BEGIN

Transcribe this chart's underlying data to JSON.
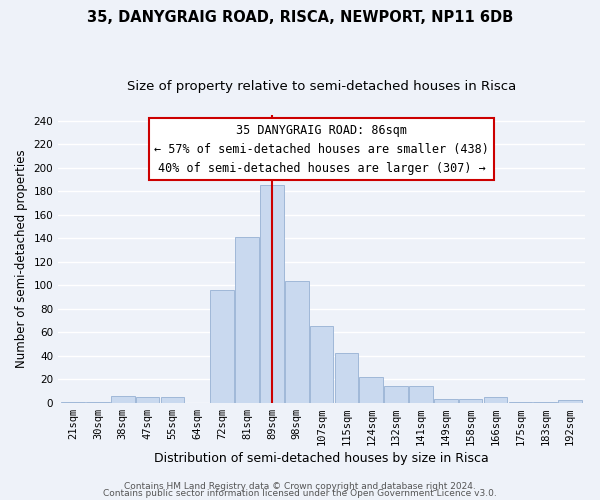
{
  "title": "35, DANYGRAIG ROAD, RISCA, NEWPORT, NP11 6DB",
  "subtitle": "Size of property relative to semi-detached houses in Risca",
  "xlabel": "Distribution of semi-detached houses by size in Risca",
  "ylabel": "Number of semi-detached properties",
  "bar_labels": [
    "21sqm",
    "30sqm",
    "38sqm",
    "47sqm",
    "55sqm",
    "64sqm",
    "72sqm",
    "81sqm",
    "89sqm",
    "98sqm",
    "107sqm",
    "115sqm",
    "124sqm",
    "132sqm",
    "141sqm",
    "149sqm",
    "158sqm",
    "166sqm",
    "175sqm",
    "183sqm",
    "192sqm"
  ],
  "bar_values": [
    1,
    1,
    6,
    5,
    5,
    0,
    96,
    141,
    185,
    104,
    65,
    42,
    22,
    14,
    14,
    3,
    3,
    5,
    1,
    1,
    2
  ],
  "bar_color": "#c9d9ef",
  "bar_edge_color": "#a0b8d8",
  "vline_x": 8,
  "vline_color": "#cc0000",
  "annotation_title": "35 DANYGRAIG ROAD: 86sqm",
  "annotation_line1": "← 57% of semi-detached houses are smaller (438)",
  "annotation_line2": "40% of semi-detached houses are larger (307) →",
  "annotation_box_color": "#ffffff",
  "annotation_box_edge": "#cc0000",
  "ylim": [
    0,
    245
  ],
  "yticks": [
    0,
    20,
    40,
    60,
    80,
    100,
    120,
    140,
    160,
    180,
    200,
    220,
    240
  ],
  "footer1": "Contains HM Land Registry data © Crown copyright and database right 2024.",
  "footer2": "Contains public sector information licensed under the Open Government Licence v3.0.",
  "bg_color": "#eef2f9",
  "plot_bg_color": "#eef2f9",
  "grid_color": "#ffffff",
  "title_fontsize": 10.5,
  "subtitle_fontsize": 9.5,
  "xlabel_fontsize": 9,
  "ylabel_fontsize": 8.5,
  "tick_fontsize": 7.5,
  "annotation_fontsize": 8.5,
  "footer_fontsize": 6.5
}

END
BEGIN

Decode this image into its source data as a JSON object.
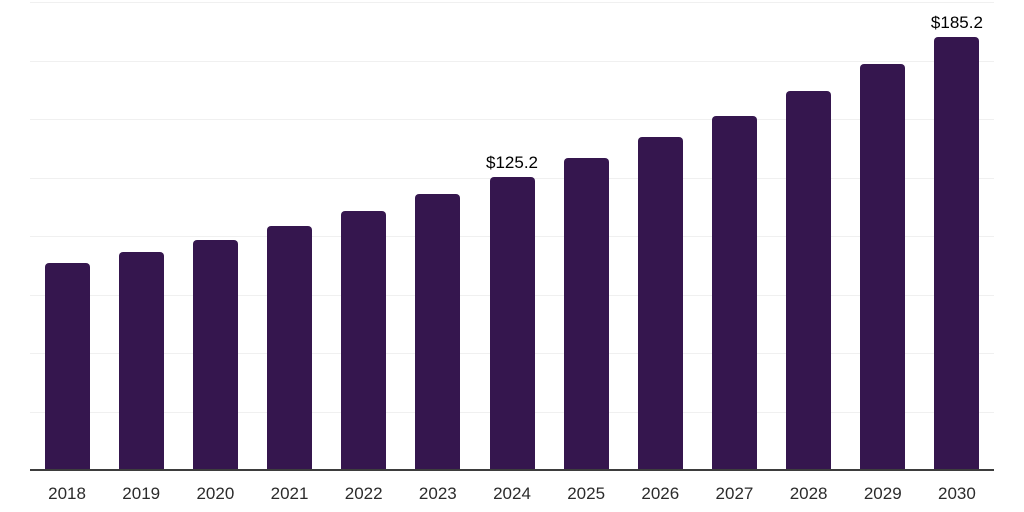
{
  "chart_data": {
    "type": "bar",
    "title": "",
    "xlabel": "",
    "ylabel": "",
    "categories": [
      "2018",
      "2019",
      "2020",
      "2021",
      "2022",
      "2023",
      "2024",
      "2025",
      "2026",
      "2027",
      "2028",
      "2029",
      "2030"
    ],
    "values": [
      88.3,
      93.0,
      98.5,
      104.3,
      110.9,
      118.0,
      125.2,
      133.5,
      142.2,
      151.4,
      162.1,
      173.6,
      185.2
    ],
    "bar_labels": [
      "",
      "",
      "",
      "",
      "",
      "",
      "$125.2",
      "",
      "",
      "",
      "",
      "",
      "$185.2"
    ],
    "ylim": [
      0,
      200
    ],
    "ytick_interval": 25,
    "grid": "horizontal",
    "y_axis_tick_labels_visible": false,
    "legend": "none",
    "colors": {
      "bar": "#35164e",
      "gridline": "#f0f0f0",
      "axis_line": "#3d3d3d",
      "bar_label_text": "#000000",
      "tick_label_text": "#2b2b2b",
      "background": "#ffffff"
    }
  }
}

END

*Instruction:*
Return only the count of lines in the records that hold the word "houses".

*Answer in full:*
4